▶ [Given exercise]: Every line containing the word "name" needs to be found and copied.

# # # # #

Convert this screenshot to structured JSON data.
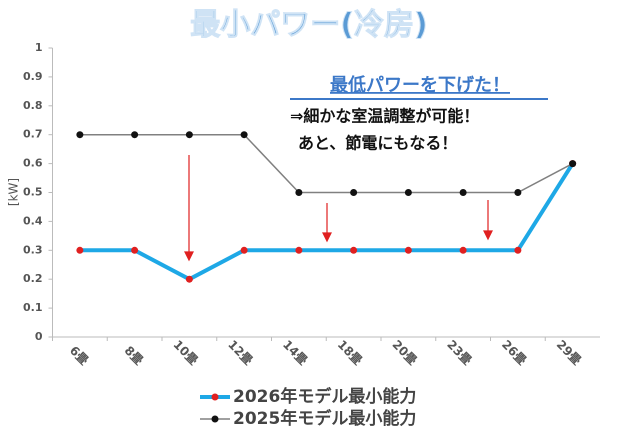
{
  "chart_data": {
    "type": "line",
    "title": "最小パワー(冷房)",
    "y_label": "[kW]",
    "annotations": [
      "最低パワーを下げた！",
      "⇒細かな室温調整が可能！",
      "あと、節電にもなる！"
    ],
    "categories": [
      "6畳",
      "8畳",
      "10畳",
      "12畳",
      "14畳",
      "18畳",
      "20畳",
      "23畳",
      "26畳",
      "29畳"
    ],
    "series": [
      {
        "name": "2026年モデル最小能力",
        "color": "#1ea8e6",
        "marker_color": "#e02020",
        "values": [
          0.3,
          0.3,
          0.2,
          0.3,
          0.3,
          0.3,
          0.3,
          0.3,
          0.3,
          0.6
        ]
      },
      {
        "name": "2025年モデル最小能力",
        "color": "#808080",
        "marker_color": "#111111",
        "values": [
          0.7,
          0.7,
          0.7,
          0.7,
          0.5,
          0.5,
          0.5,
          0.5,
          0.5,
          0.6
        ]
      }
    ],
    "ylim": [
      0,
      1
    ],
    "yticks": [
      0,
      0.1,
      0.2,
      0.3,
      0.4,
      0.5,
      0.6,
      0.7,
      0.8,
      0.9,
      1
    ],
    "grid": false
  }
}
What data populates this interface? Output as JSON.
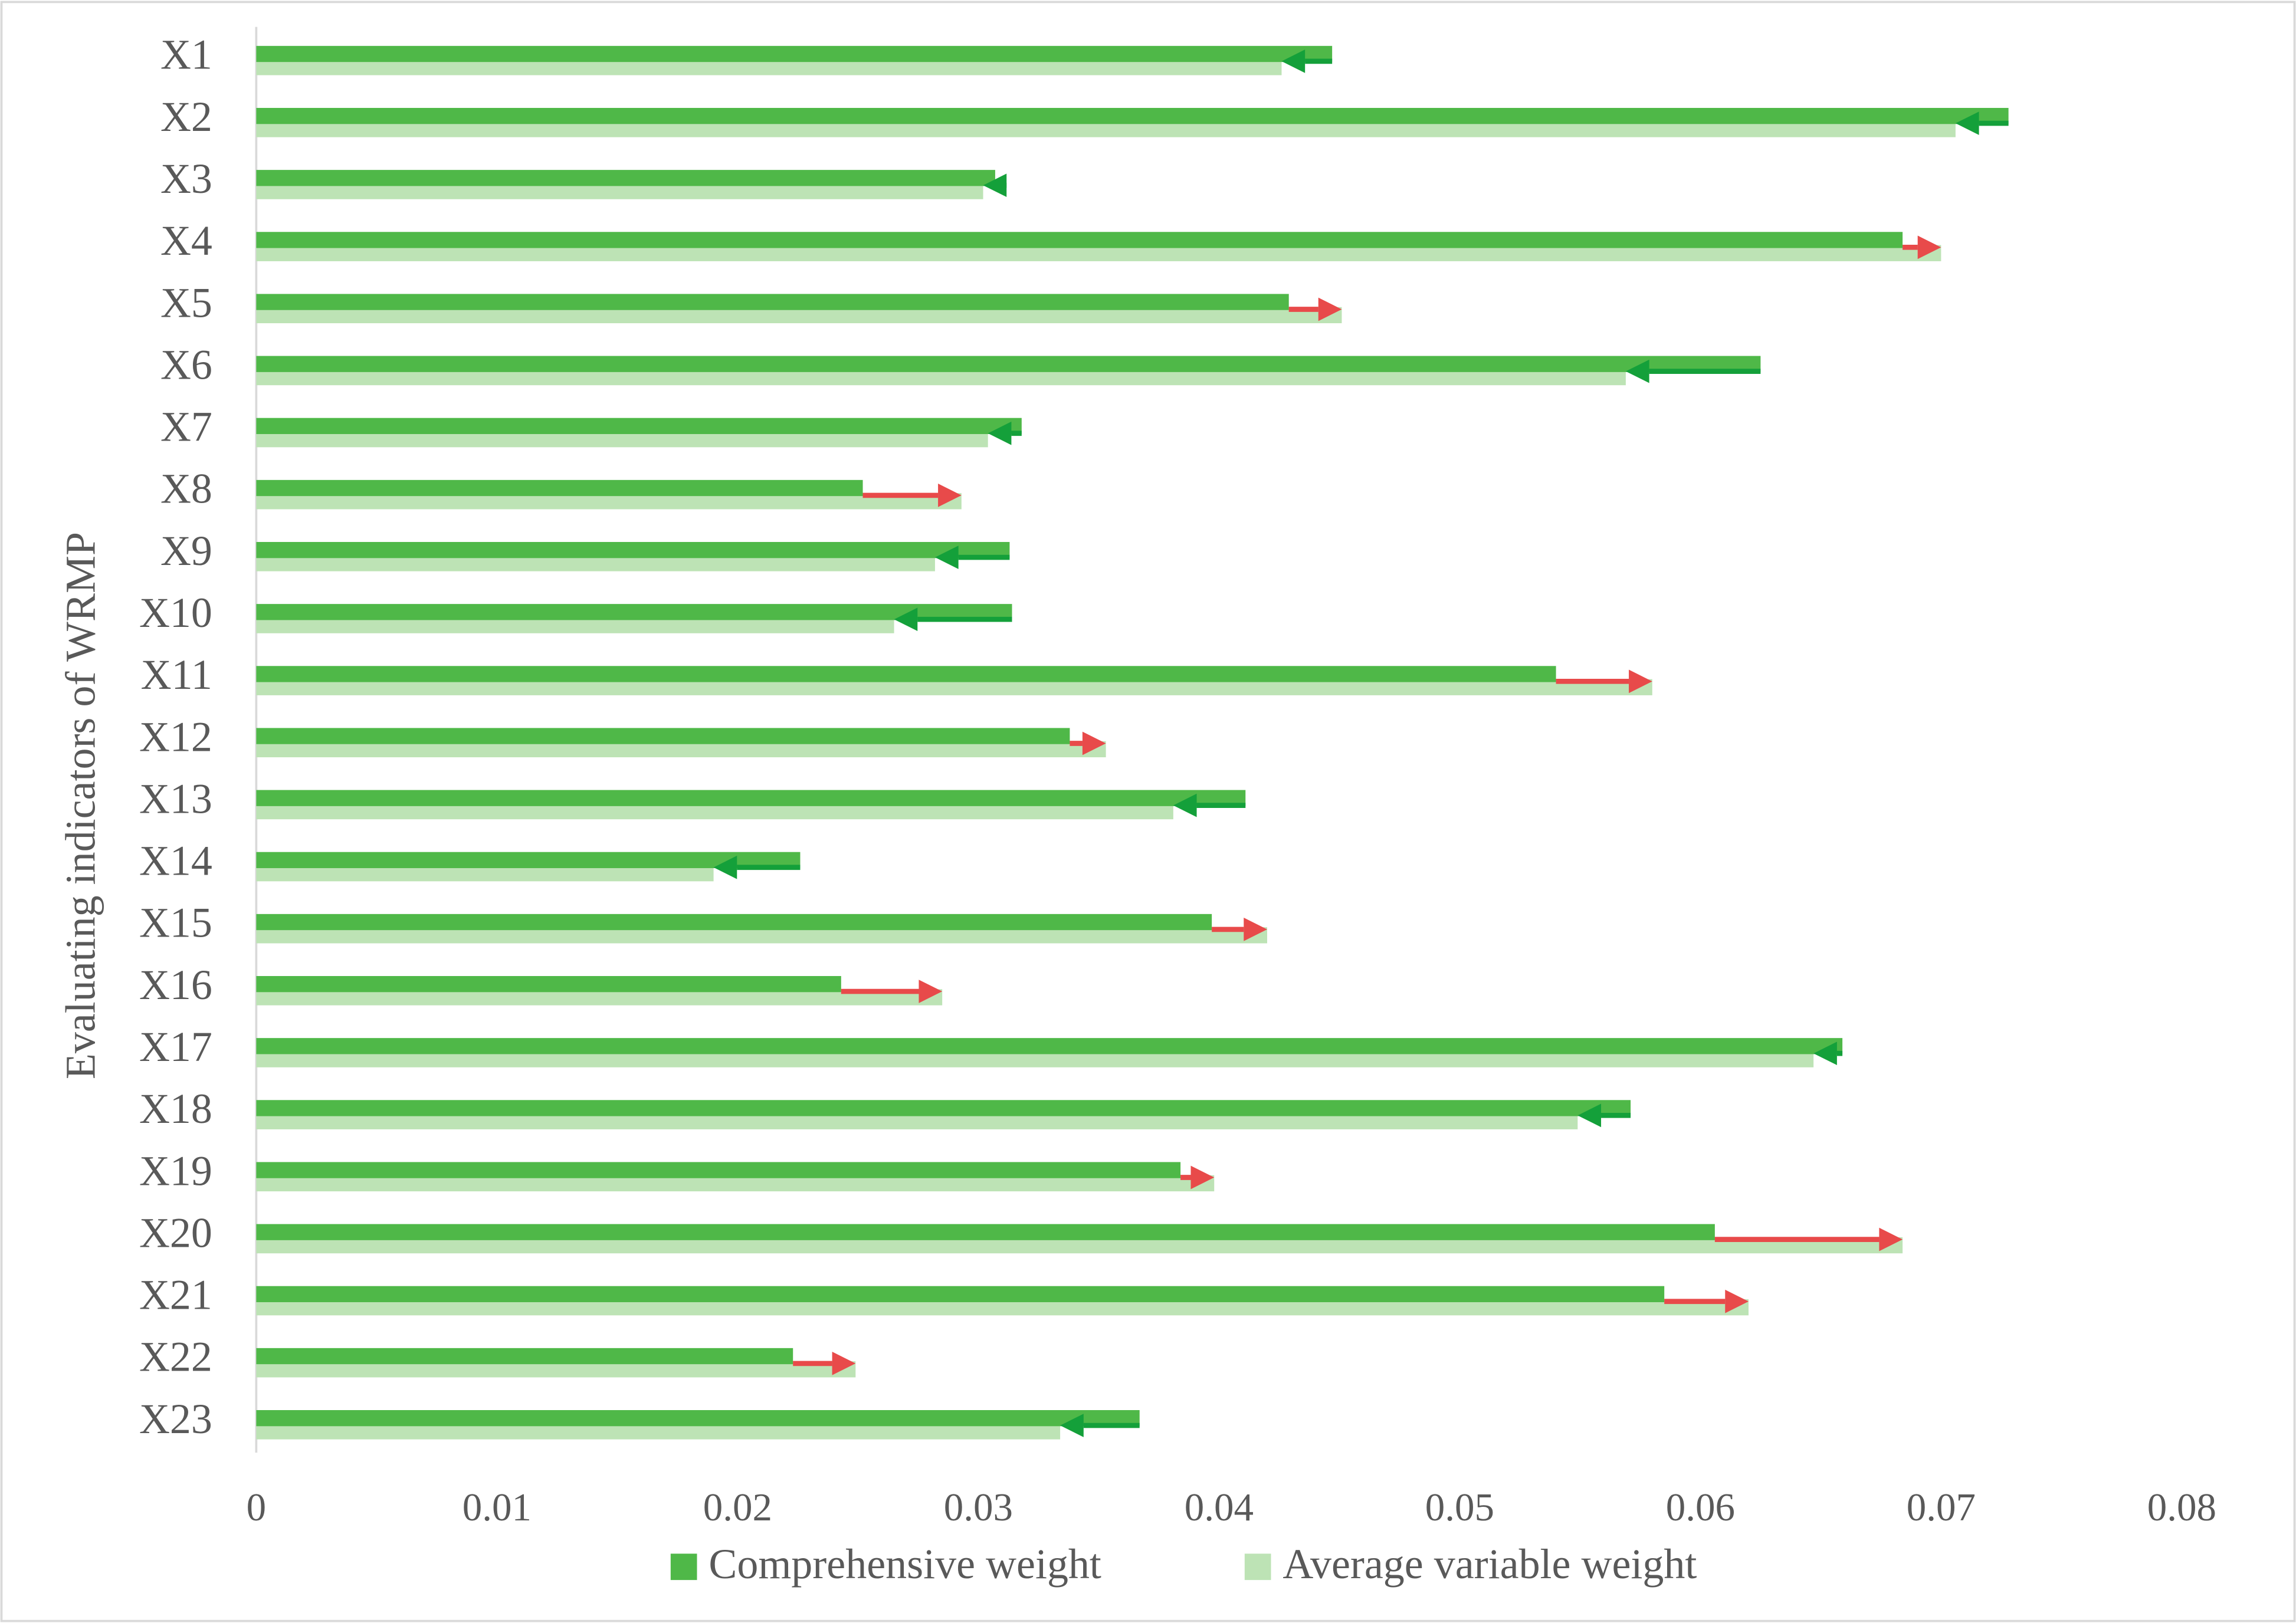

# # # # #

▶ [Written response]:
        "name": "2026年モデル最小能力",
        "name": "2025年モデル最小能力",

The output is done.